Set task |
Lift out all lines below that contain "fraction".

Records to process |
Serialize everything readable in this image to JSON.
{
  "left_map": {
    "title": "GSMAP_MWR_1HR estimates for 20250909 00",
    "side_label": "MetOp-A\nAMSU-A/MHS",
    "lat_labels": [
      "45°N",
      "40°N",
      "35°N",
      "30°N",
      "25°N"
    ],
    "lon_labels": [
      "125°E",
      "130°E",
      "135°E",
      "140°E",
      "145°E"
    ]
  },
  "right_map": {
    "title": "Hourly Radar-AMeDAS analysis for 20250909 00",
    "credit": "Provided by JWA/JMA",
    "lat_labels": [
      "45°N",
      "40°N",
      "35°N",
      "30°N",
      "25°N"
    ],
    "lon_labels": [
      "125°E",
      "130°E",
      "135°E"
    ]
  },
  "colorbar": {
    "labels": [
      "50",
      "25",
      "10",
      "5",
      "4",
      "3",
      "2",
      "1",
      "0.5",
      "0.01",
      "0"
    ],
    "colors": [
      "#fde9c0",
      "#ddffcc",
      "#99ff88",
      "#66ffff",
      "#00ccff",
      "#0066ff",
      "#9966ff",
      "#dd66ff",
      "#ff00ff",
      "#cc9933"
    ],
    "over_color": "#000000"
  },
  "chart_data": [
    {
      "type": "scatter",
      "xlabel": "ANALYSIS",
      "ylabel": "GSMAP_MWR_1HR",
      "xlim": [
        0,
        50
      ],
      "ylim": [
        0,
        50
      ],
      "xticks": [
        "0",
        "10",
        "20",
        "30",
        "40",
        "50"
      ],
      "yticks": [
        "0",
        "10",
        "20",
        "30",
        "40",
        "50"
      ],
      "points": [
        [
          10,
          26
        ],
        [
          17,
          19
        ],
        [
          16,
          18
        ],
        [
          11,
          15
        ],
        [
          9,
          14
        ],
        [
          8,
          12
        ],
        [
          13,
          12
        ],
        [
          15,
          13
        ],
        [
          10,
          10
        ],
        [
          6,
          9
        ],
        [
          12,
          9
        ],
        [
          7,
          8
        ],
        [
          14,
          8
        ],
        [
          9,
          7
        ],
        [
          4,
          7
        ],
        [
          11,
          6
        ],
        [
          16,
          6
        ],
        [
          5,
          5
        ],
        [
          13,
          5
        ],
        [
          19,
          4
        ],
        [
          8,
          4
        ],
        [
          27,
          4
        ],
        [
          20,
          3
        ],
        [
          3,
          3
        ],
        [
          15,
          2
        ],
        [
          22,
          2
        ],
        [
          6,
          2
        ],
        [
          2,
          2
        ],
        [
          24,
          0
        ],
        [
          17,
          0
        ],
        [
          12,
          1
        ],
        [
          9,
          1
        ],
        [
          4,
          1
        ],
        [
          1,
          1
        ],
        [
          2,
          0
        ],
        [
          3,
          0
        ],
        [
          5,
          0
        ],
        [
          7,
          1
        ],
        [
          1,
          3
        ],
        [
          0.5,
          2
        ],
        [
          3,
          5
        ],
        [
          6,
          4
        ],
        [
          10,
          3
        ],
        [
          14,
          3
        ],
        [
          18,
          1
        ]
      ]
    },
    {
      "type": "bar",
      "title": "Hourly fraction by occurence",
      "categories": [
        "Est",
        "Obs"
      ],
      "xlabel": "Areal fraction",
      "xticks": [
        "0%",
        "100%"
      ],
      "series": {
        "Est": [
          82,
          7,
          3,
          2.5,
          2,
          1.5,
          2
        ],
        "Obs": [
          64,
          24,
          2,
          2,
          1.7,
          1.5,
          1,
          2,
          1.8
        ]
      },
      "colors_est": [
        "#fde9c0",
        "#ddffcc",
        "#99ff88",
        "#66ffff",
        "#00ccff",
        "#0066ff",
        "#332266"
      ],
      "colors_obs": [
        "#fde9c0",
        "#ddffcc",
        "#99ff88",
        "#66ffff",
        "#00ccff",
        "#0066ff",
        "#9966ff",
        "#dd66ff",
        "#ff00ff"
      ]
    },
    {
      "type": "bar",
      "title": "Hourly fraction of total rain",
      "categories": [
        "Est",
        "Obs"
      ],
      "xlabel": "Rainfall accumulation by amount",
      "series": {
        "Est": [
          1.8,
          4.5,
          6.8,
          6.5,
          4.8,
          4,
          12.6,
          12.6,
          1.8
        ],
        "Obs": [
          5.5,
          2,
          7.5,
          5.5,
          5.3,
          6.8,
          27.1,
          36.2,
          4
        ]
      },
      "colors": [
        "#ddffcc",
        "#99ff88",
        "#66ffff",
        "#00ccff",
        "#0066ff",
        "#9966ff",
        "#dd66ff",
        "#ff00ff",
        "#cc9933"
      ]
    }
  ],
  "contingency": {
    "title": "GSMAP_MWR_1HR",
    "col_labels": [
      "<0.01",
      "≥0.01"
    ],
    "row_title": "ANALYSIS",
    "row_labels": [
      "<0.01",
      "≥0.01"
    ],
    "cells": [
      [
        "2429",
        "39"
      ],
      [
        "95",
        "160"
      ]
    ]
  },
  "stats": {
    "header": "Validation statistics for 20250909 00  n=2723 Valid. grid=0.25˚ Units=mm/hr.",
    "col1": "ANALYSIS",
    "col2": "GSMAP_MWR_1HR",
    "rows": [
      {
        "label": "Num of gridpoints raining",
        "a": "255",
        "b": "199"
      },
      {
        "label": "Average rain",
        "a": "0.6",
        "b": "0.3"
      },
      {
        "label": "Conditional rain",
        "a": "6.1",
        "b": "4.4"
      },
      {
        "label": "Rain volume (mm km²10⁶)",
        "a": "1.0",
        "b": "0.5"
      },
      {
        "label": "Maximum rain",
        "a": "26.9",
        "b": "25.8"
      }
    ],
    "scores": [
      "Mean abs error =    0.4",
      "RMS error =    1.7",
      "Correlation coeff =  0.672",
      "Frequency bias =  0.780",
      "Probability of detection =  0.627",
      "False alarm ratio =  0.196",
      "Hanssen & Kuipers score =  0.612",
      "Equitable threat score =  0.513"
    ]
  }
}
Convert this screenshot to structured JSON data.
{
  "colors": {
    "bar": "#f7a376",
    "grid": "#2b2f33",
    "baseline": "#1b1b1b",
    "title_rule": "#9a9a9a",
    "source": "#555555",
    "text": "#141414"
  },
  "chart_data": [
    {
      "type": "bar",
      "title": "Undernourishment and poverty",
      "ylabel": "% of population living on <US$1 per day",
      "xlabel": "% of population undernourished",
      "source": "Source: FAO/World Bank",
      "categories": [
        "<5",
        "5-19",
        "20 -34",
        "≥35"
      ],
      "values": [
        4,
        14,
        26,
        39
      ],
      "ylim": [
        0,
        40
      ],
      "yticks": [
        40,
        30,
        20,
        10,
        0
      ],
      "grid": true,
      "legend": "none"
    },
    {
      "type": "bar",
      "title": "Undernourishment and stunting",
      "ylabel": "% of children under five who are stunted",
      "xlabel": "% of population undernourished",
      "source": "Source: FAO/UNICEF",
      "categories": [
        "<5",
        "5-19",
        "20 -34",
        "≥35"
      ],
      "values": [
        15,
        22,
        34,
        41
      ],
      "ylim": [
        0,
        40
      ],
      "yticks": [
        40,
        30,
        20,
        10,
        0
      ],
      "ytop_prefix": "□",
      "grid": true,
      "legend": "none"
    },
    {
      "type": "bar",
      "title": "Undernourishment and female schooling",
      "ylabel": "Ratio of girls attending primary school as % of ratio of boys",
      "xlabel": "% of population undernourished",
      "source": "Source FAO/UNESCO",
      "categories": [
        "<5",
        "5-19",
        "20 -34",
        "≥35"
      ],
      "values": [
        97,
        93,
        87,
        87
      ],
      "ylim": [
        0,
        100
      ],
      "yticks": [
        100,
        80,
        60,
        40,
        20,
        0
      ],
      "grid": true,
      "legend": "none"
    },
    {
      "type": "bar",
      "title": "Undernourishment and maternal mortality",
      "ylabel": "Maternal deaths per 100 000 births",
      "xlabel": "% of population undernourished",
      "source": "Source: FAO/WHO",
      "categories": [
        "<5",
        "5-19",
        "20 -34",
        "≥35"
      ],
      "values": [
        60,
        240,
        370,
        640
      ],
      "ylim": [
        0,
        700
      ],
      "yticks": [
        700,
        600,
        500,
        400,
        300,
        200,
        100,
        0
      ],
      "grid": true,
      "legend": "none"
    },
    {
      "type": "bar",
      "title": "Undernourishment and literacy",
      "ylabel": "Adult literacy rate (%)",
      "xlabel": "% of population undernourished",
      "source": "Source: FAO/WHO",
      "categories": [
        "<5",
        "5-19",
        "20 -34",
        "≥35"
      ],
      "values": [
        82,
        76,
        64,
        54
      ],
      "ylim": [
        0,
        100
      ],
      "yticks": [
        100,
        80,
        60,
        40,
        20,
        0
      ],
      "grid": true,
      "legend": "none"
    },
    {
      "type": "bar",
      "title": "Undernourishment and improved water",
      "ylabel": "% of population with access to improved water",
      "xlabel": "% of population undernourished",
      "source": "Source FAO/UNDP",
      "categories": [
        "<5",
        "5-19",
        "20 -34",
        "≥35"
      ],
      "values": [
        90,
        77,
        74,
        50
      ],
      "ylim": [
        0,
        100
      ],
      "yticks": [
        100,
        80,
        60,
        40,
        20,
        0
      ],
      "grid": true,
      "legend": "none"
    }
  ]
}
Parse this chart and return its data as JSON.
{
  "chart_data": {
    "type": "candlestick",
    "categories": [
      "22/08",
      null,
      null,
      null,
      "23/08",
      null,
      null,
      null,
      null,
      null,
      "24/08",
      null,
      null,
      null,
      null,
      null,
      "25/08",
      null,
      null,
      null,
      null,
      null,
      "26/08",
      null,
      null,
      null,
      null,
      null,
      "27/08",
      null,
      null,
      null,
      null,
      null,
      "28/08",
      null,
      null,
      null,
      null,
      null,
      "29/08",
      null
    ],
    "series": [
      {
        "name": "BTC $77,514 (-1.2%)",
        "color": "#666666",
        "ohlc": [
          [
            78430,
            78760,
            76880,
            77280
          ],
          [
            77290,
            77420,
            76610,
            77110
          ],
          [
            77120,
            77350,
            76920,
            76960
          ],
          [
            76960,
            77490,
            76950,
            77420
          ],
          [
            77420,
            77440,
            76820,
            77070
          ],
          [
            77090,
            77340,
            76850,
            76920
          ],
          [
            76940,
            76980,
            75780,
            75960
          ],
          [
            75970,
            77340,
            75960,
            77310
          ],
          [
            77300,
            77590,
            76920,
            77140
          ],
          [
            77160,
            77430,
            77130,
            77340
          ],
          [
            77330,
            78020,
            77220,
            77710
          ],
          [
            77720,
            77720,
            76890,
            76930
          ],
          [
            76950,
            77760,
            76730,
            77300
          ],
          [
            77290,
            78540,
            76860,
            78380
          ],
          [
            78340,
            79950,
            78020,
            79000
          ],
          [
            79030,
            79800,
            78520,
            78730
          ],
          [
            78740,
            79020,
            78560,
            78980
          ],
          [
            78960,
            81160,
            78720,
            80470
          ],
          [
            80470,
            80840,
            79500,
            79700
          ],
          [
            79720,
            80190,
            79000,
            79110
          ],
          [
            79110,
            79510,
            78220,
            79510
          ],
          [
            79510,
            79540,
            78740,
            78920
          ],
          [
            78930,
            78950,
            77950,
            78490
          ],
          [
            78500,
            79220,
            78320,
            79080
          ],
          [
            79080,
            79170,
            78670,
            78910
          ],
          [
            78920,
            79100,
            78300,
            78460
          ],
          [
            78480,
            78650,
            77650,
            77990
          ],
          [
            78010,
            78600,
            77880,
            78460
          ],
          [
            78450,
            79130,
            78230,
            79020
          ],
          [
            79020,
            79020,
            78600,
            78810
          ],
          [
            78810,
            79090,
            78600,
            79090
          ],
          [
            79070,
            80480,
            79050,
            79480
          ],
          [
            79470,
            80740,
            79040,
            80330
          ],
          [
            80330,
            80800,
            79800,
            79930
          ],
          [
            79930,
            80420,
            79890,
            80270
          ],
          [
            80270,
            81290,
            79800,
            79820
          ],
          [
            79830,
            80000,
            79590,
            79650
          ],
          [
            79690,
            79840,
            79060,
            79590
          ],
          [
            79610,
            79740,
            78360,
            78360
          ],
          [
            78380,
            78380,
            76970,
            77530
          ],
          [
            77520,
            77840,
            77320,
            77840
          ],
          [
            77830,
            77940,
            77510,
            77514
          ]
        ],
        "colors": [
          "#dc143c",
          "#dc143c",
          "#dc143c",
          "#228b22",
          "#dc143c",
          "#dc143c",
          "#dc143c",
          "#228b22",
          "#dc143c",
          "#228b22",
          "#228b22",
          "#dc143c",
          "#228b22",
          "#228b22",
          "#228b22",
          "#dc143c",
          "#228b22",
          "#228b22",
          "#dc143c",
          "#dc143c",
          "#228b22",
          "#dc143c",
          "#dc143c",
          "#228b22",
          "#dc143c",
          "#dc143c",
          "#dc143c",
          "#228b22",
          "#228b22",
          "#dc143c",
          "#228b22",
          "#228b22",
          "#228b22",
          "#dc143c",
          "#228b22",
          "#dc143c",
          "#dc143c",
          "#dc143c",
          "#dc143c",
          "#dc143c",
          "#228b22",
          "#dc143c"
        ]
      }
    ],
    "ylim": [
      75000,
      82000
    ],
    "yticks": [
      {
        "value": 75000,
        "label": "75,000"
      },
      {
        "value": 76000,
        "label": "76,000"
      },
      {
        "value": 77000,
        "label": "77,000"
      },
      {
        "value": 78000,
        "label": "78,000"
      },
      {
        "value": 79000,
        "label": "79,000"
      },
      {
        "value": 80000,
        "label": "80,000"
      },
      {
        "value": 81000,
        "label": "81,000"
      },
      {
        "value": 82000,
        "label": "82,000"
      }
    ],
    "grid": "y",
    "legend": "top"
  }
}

Answer to this problem |
      "title": "Hourly fraction by occurence",
      "xlabel": "Areal fraction",
      "title": "Hourly fraction of total rain",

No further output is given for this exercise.